* _Data records_:

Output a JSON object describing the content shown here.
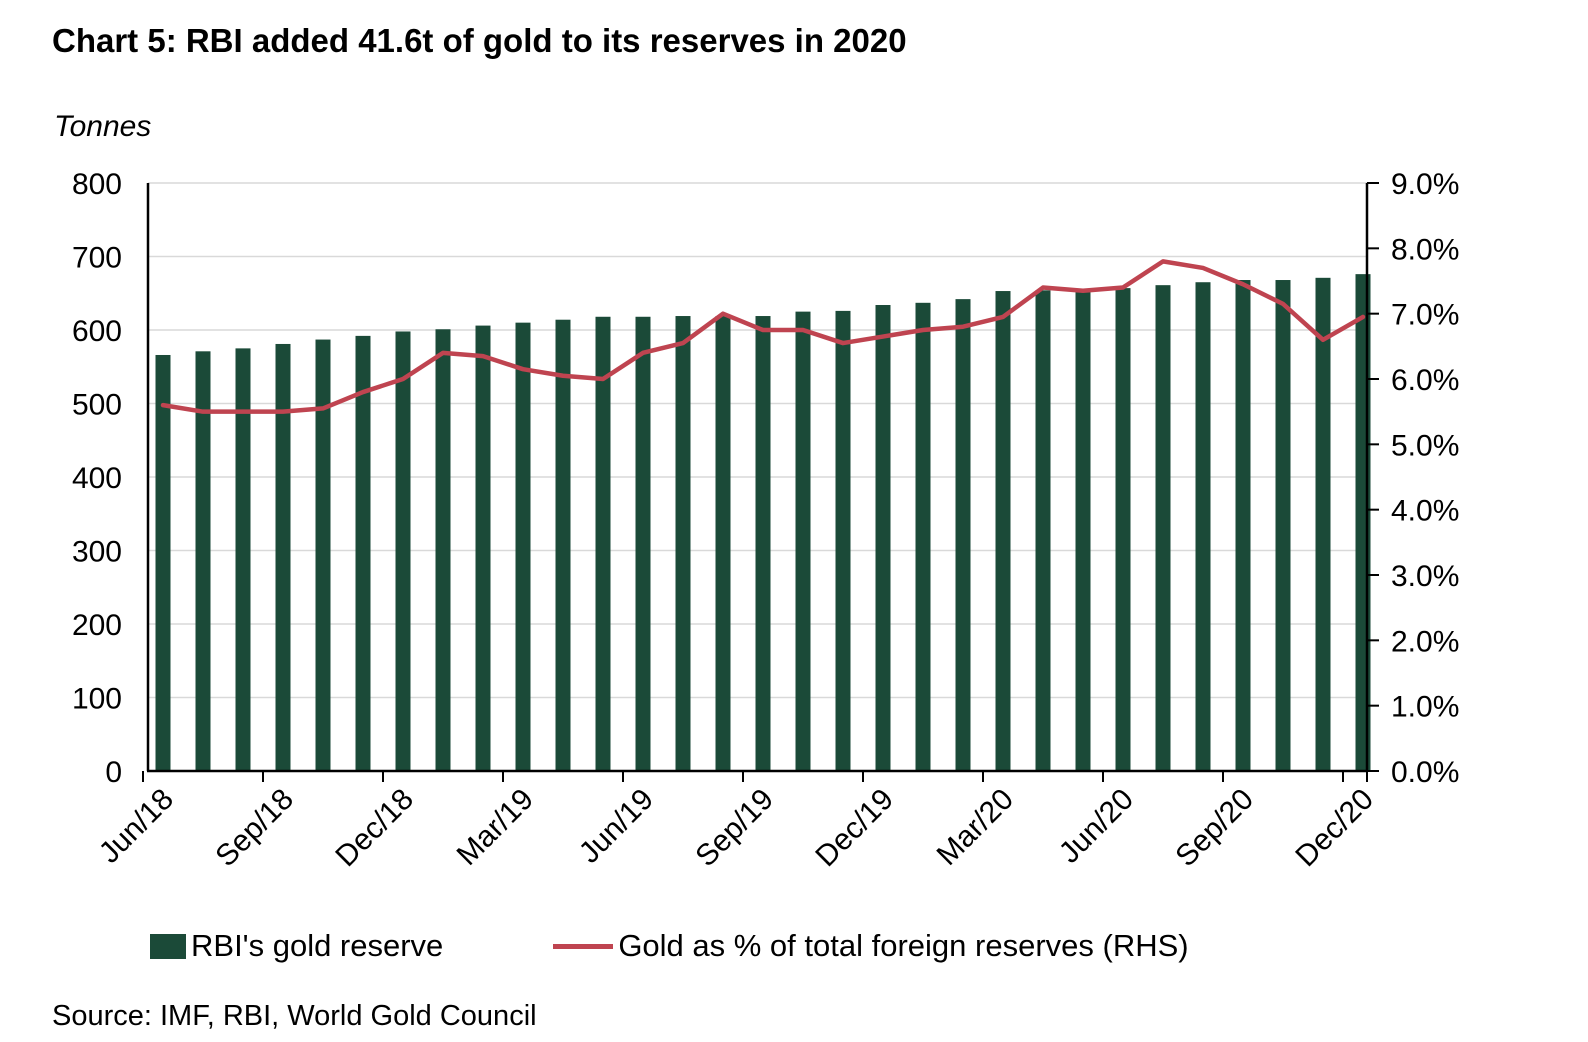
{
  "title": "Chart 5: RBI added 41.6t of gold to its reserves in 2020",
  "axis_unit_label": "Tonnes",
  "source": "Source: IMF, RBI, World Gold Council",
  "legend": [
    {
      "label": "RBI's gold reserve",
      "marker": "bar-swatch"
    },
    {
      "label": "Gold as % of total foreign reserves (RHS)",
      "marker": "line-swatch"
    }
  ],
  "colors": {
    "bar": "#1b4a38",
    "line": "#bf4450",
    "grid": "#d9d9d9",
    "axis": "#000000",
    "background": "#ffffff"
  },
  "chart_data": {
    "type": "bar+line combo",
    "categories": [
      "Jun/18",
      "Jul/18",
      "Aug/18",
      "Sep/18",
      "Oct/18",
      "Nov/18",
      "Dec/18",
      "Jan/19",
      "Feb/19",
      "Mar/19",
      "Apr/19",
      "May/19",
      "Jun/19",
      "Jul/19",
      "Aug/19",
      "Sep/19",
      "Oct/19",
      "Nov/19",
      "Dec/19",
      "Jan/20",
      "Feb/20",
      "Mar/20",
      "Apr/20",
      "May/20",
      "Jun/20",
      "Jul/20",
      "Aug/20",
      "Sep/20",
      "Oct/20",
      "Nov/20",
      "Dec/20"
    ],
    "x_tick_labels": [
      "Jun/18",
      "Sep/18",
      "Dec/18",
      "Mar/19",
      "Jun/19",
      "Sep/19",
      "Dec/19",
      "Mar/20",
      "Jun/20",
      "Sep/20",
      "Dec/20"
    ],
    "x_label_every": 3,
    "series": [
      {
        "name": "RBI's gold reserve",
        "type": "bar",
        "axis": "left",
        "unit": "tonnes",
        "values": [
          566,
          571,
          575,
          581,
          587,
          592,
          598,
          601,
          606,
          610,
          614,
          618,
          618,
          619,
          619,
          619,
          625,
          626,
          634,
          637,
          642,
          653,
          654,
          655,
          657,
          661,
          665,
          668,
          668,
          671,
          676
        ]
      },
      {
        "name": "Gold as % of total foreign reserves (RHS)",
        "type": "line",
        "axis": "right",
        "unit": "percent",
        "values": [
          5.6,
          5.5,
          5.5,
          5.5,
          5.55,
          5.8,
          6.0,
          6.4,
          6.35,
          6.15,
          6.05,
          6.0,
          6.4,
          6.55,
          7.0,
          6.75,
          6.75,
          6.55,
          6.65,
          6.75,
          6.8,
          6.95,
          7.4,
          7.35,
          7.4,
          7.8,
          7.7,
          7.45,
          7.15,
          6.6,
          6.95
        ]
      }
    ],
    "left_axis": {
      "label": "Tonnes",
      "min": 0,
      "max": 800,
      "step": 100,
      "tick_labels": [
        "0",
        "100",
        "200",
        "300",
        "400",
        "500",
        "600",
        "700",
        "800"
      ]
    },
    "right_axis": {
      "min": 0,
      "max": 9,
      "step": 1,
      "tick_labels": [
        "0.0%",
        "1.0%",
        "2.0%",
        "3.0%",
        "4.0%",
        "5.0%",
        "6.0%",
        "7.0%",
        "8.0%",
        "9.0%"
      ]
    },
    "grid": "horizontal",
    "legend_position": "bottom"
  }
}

* _Instruction_: Copy out each line of the records where the string "marker" appears.

* _Correct result_:
      "marker": "bar-swatch"
      "marker": "line-swatch"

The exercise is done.